Each record is to be transcribed exactly.

○ ○ ○ ○

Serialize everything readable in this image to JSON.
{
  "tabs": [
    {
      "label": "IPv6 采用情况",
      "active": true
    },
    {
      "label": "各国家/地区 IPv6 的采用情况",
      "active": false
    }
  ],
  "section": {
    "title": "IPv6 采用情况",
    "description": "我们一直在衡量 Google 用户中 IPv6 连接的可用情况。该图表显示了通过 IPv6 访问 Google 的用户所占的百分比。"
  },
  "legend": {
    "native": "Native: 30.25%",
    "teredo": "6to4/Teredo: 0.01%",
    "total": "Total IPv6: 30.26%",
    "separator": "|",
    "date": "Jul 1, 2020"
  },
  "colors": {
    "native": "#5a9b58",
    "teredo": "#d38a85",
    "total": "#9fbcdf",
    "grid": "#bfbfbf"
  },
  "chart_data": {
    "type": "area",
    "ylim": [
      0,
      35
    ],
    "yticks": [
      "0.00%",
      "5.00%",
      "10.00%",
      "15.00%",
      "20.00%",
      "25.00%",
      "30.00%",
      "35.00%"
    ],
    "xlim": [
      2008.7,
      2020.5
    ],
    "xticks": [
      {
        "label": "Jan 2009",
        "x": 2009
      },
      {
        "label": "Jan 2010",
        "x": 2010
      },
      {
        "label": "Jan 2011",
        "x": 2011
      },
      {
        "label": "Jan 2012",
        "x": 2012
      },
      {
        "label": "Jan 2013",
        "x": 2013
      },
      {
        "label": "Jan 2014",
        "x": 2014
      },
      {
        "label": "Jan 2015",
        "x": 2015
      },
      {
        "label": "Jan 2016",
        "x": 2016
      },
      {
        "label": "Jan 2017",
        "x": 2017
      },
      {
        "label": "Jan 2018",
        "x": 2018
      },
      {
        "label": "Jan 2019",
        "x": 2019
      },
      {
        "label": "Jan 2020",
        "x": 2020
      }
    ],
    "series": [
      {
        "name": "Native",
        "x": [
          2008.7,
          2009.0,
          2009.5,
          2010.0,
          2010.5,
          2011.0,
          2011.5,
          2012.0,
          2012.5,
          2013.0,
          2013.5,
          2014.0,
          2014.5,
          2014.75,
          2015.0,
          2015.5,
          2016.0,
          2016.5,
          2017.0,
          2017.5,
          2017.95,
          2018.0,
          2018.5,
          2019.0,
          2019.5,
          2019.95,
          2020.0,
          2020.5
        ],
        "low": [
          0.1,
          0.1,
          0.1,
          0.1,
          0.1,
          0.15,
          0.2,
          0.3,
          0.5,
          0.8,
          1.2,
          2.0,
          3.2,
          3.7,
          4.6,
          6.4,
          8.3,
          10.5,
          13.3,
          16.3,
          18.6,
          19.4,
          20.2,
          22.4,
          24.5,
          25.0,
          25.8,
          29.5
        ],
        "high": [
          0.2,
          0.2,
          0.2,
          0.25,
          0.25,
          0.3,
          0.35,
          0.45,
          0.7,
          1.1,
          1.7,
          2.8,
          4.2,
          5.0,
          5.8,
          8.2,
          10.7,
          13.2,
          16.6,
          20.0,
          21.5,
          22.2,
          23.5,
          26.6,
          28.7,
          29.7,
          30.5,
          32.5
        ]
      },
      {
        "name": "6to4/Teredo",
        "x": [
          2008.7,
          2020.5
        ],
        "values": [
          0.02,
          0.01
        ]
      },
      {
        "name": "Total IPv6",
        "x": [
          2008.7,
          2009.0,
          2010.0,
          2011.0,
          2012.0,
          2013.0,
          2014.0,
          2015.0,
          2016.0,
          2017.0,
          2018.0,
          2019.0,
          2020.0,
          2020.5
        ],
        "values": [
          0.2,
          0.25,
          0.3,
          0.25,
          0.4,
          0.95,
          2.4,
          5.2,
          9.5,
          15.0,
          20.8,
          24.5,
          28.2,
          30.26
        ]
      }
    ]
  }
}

○ ○ ○ ○

REPLY TO THE EXERCISE -
Serialize everything readable in this image to JSON.
{
  "tabs": [
    {
      "label": "IPv6 采用情况",
      "active": true
    },
    {
      "label": "各国家/地区 IPv6 的采用情况",
      "active": false
    }
  ],
  "section": {
    "title": "IPv6 采用情况",
    "description": "我们一直在衡量 Google 用户中 IPv6 连接的可用情况。该图表显示了通过 IPv6 访问 Google 的用户所占的百分比。"
  },
  "legend": {
    "native": "Native: 30.25%",
    "teredo": "6to4/Teredo: 0.01%",
    "total": "Total IPv6: 30.26%",
    "separator": "|",
    "date": "Jul 1, 2020"
  },
  "colors": {
    "native": "#5a9b58",
    "teredo": "#d38a85",
    "total": "#9fbcdf",
    "grid": "#bfbfbf"
  },
  "chart_data": {
    "type": "area",
    "ylim": [
      0,
      35
    ],
    "yticks": [
      "0.00%",
      "5.00%",
      "10.00%",
      "15.00%",
      "20.00%",
      "25.00%",
      "30.00%",
      "35.00%"
    ],
    "xlim": [
      2008.7,
      2020.5
    ],
    "xticks": [
      {
        "label": "Jan 2009",
        "x": 2009
      },
      {
        "label": "Jan 2010",
        "x": 2010
      },
      {
        "label": "Jan 2011",
        "x": 2011
      },
      {
        "label": "Jan 2012",
        "x": 2012
      },
      {
        "label": "Jan 2013",
        "x": 2013
      },
      {
        "label": "Jan 2014",
        "x": 2014
      },
      {
        "label": "Jan 2015",
        "x": 2015
      },
      {
        "label": "Jan 2016",
        "x": 2016
      },
      {
        "label": "Jan 2017",
        "x": 2017
      },
      {
        "label": "Jan 2018",
        "x": 2018
      },
      {
        "label": "Jan 2019",
        "x": 2019
      },
      {
        "label": "Jan 2020",
        "x": 2020
      }
    ],
    "series": [
      {
        "name": "Native",
        "x": [
          2008.7,
          2009.0,
          2009.5,
          2010.0,
          2010.5,
          2011.0,
          2011.5,
          2012.0,
          2012.5,
          2013.0,
          2013.5,
          2014.0,
          2014.5,
          2014.75,
          2015.0,
          2015.5,
          2016.0,
          2016.5,
          2017.0,
          2017.5,
          2017.95,
          2018.0,
          2018.5,
          2019.0,
          2019.5,
          2019.95,
          2020.0,
          2020.5
        ],
        "low": [
          0.1,
          0.1,
          0.1,
          0.1,
          0.1,
          0.15,
          0.2,
          0.3,
          0.5,
          0.8,
          1.2,
          2.0,
          3.2,
          3.7,
          4.6,
          6.4,
          8.3,
          10.5,
          13.3,
          16.3,
          18.6,
          19.4,
          20.2,
          22.4,
          24.5,
          25.0,
          25.8,
          29.5
        ],
        "high": [
          0.2,
          0.2,
          0.2,
          0.25,
          0.25,
          0.3,
          0.35,
          0.45,
          0.7,
          1.1,
          1.7,
          2.8,
          4.2,
          5.0,
          5.8,
          8.2,
          10.7,
          13.2,
          16.6,
          20.0,
          21.5,
          22.2,
          23.5,
          26.6,
          28.7,
          29.7,
          30.5,
          32.5
        ]
      },
      {
        "name": "6to4/Teredo",
        "x": [
          2008.7,
          2020.5
        ],
        "values": [
          0.02,
          0.01
        ]
      },
      {
        "name": "Total IPv6",
        "x": [
          2008.7,
          2009.0,
          2010.0,
          2011.0,
          2012.0,
          2013.0,
          2014.0,
          2015.0,
          2016.0,
          2017.0,
          2018.0,
          2019.0,
          2020.0,
          2020.5
        ],
        "values": [
          0.2,
          0.25,
          0.3,
          0.25,
          0.4,
          0.95,
          2.4,
          5.2,
          9.5,
          15.0,
          20.8,
          24.5,
          28.2,
          30.26
        ]
      }
    ]
  }
}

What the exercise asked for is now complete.